Dataset items:
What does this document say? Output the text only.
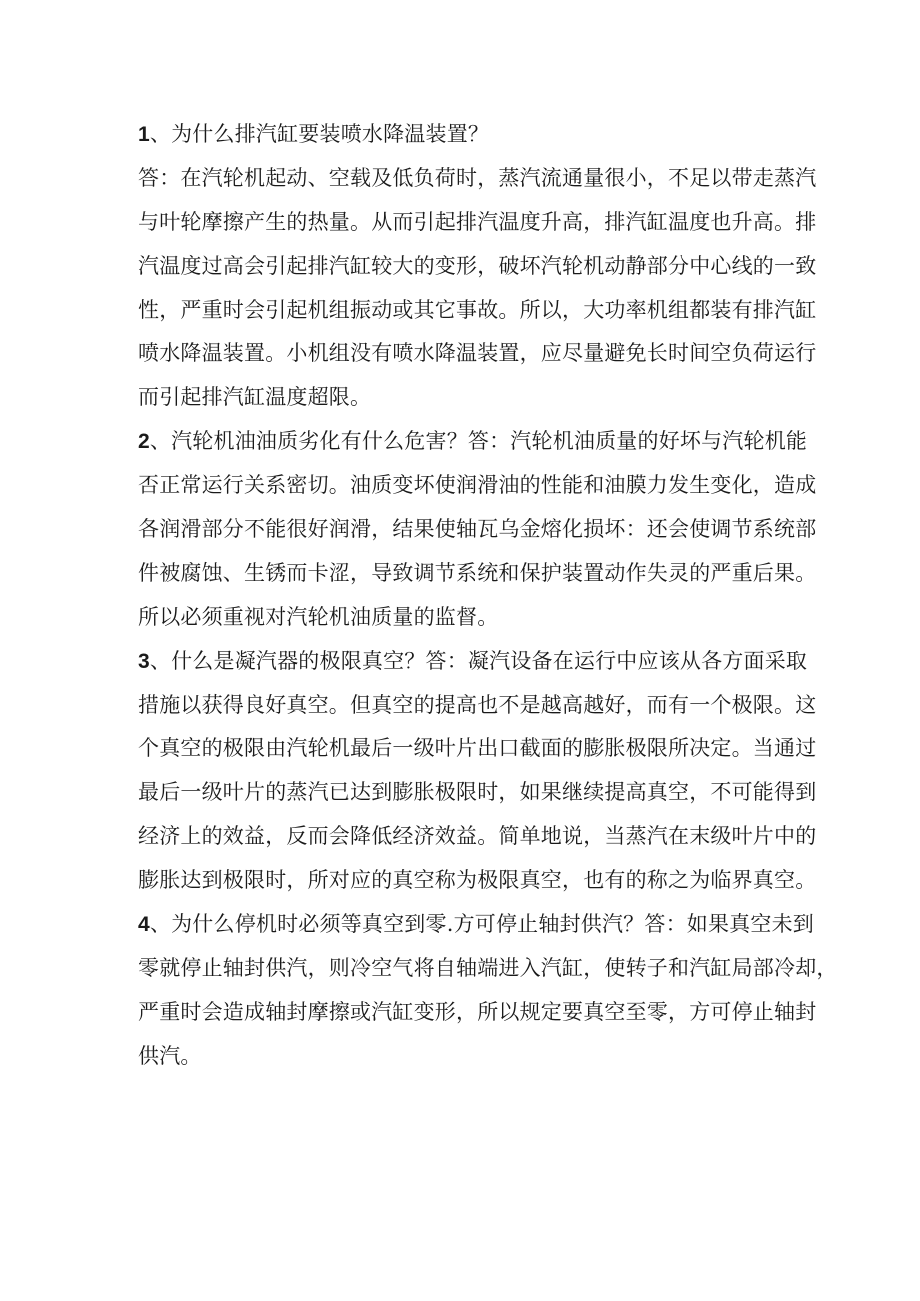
1、为什么排汽缸要装喷水降温装置？
答：在汽轮机起动、空载及低负荷时，蒸汽流通量很小，不足以带走蒸汽
与叶轮摩擦产生的热量。从而引起排汽温度升高，排汽缸温度也升高。排
汽温度过高会引起排汽缸较大的变形，破坏汽轮机动静部分中心线的一致
性，严重时会引起机组振动或其它事故。所以，大功率机组都装有排汽缸
喷水降温装置。小机组没有喷水降温装置，应尽量避免长时间空负荷运行
而引起排汽缸温度超限。
2、汽轮机油油质劣化有什么危害？答：汽轮机油质量的好坏与汽轮机能
否正常运行关系密切。油质变坏使润滑油的性能和油膜力发生变化，造成
各润滑部分不能很好润滑，结果使轴瓦乌金熔化损坏：还会使调节系统部
件被腐蚀、生锈而卡涩，导致调节系统和保护装置动作失灵的严重后果。
所以必须重视对汽轮机油质量的监督。
3、什么是凝汽器的极限真空？答：凝汽设备在运行中应该从各方面采取
措施以获得良好真空。但真空的提高也不是越高越好，而有一个极限。这
个真空的极限由汽轮机最后一级叶片出口截面的膨胀极限所决定。当通过
最后一级叶片的蒸汽已达到膨胀极限时，如果继续提高真空，不可能得到
经济上的效益，反而会降低经济效益。简单地说，当蒸汽在末级叶片中的
膨胀达到极限时，所对应的真空称为极限真空，也有的称之为临界真空。
4、为什么停机时必须等真空到零.方可停止轴封供汽？答：如果真空未到
零就停止轴封供汽，则冷空气将自轴端进入汽缸，使转子和汽缸局部冷却，
严重时会造成轴封摩擦或汽缸变形，所以规定要真空至零，方可停止轴封
供汽。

◆ Task directions ◆
Skip the pictures and print each record exactly as it stands.

◆ Completed exercise ◆
What does this document say? Output the text only.
1、为什么排汽缸要装喷水降温装置？
答：在汽轮机起动、空载及低负荷时，蒸汽流通量很小，不足以带走蒸汽
与叶轮摩擦产生的热量。从而引起排汽温度升高，排汽缸温度也升高。排
汽温度过高会引起排汽缸较大的变形，破坏汽轮机动静部分中心线的一致
性，严重时会引起机组振动或其它事故。所以，大功率机组都装有排汽缸
喷水降温装置。小机组没有喷水降温装置，应尽量避免长时间空负荷运行
而引起排汽缸温度超限。
2、汽轮机油油质劣化有什么危害？答：汽轮机油质量的好坏与汽轮机能
否正常运行关系密切。油质变坏使润滑油的性能和油膜力发生变化，造成
各润滑部分不能很好润滑，结果使轴瓦乌金熔化损坏：还会使调节系统部
件被腐蚀、生锈而卡涩，导致调节系统和保护装置动作失灵的严重后果。
所以必须重视对汽轮机油质量的监督。
3、什么是凝汽器的极限真空？答：凝汽设备在运行中应该从各方面采取
措施以获得良好真空。但真空的提高也不是越高越好，而有一个极限。这
个真空的极限由汽轮机最后一级叶片出口截面的膨胀极限所决定。当通过
最后一级叶片的蒸汽已达到膨胀极限时，如果继续提高真空，不可能得到
经济上的效益，反而会降低经济效益。简单地说，当蒸汽在末级叶片中的
膨胀达到极限时，所对应的真空称为极限真空，也有的称之为临界真空。
4、为什么停机时必须等真空到零.方可停止轴封供汽？答：如果真空未到
零就停止轴封供汽，则冷空气将自轴端进入汽缸，使转子和汽缸局部冷却，
严重时会造成轴封摩擦或汽缸变形，所以规定要真空至零，方可停止轴封
供汽。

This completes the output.